AIM OF THE EXERCISE
Search the material for "JSON" and show all lines that contain it.

_____

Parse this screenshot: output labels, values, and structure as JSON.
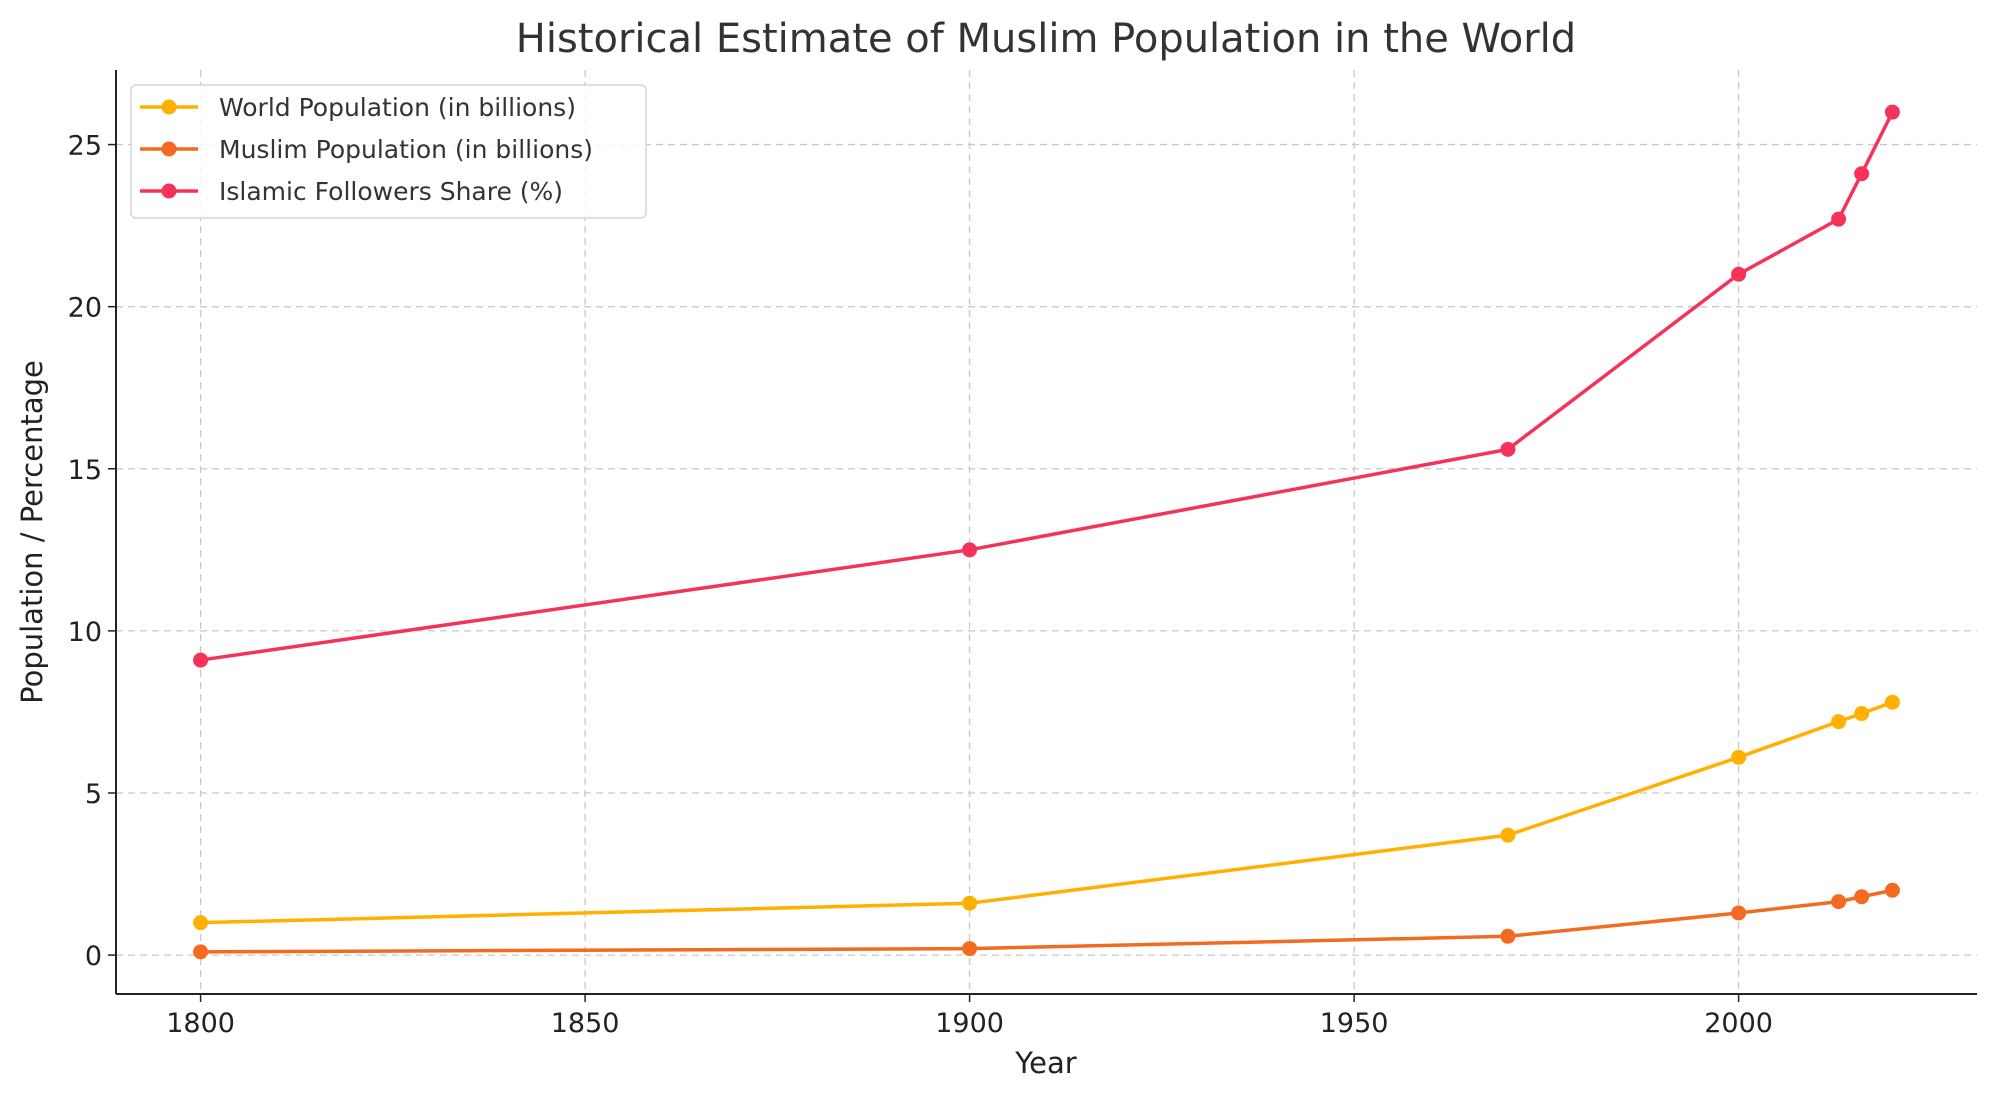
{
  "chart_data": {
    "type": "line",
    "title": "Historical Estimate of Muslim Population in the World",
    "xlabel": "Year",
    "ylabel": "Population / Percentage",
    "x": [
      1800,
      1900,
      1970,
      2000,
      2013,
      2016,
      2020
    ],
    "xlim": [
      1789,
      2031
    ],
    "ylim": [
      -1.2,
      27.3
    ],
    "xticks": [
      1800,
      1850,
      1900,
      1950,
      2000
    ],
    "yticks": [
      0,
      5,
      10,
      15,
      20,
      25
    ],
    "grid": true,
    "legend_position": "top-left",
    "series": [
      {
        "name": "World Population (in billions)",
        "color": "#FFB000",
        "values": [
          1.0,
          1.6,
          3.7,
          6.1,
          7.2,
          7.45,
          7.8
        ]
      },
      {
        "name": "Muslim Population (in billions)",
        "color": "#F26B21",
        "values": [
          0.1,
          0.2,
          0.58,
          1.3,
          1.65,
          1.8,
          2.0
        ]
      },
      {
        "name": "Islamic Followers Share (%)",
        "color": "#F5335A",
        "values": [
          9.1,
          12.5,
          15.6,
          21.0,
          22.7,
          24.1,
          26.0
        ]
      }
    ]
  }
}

_____

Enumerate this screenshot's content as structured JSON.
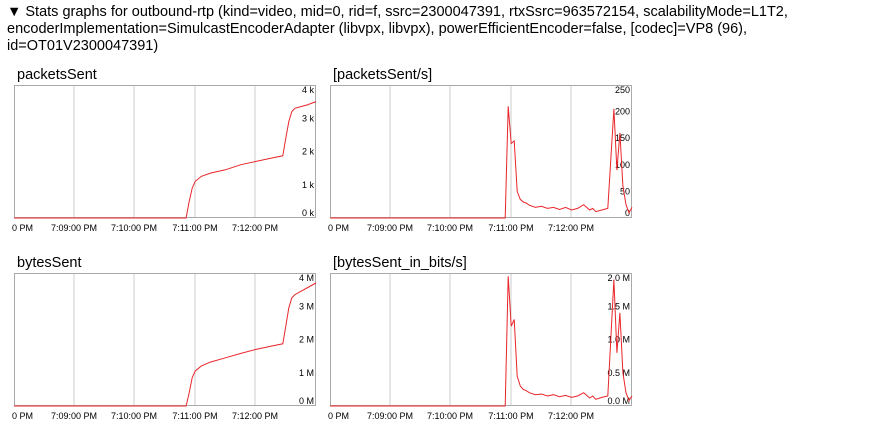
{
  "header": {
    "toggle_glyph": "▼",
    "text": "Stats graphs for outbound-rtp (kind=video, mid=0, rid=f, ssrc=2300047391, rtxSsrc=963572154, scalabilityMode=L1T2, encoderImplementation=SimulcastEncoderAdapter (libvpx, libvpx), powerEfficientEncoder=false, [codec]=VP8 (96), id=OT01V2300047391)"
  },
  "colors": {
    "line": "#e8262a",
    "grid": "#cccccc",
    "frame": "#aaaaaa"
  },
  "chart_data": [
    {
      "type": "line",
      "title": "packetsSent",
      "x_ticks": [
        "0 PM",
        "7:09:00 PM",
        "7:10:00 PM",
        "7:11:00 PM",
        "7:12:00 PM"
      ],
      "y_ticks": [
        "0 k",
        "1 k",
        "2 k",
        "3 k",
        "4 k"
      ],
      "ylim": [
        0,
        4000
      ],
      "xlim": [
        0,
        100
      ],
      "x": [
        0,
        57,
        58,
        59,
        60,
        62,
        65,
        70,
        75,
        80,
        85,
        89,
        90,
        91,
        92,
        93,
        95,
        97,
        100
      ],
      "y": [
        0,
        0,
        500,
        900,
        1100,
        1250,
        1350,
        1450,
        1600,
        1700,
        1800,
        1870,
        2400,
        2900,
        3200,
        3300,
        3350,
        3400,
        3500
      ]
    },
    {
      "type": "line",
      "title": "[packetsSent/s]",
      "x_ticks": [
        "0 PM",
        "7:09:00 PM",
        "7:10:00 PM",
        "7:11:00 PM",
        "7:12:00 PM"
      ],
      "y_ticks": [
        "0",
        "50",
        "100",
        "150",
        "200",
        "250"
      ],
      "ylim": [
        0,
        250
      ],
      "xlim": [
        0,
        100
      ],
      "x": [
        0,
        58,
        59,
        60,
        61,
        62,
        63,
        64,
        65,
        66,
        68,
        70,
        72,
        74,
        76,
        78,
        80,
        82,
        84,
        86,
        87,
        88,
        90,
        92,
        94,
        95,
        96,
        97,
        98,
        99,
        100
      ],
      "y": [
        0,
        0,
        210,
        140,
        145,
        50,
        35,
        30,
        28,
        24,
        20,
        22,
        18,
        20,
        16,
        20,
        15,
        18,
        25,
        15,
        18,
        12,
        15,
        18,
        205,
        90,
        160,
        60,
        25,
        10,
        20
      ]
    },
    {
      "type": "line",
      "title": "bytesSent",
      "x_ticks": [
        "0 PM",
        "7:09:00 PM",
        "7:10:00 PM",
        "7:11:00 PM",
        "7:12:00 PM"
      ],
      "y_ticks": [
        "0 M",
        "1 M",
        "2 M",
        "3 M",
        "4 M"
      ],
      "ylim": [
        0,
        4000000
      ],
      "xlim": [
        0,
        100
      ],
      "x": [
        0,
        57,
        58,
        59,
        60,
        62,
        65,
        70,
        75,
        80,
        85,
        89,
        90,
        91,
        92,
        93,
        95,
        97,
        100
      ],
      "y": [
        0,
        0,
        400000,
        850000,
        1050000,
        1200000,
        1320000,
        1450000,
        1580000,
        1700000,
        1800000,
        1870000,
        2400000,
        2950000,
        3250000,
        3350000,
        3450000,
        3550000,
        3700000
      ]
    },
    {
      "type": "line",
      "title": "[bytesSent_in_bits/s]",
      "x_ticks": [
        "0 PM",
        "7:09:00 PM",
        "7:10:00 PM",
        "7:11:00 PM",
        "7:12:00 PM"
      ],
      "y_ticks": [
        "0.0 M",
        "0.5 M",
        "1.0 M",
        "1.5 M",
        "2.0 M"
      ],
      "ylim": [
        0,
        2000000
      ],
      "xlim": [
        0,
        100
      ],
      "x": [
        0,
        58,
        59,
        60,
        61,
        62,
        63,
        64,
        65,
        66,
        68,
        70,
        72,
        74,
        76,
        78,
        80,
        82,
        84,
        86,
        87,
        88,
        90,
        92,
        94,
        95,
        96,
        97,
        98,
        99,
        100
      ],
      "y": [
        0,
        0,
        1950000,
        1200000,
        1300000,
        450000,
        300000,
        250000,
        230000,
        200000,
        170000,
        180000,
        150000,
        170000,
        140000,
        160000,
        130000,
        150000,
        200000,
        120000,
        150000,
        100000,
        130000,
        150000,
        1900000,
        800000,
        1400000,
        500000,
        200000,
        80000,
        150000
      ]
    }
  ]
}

_____

ANSWER FOR THIS EXERCISE
Parse this screenshot: output labels, values, and structure as JSON.
Enumerate this screenshot's content as structured JSON.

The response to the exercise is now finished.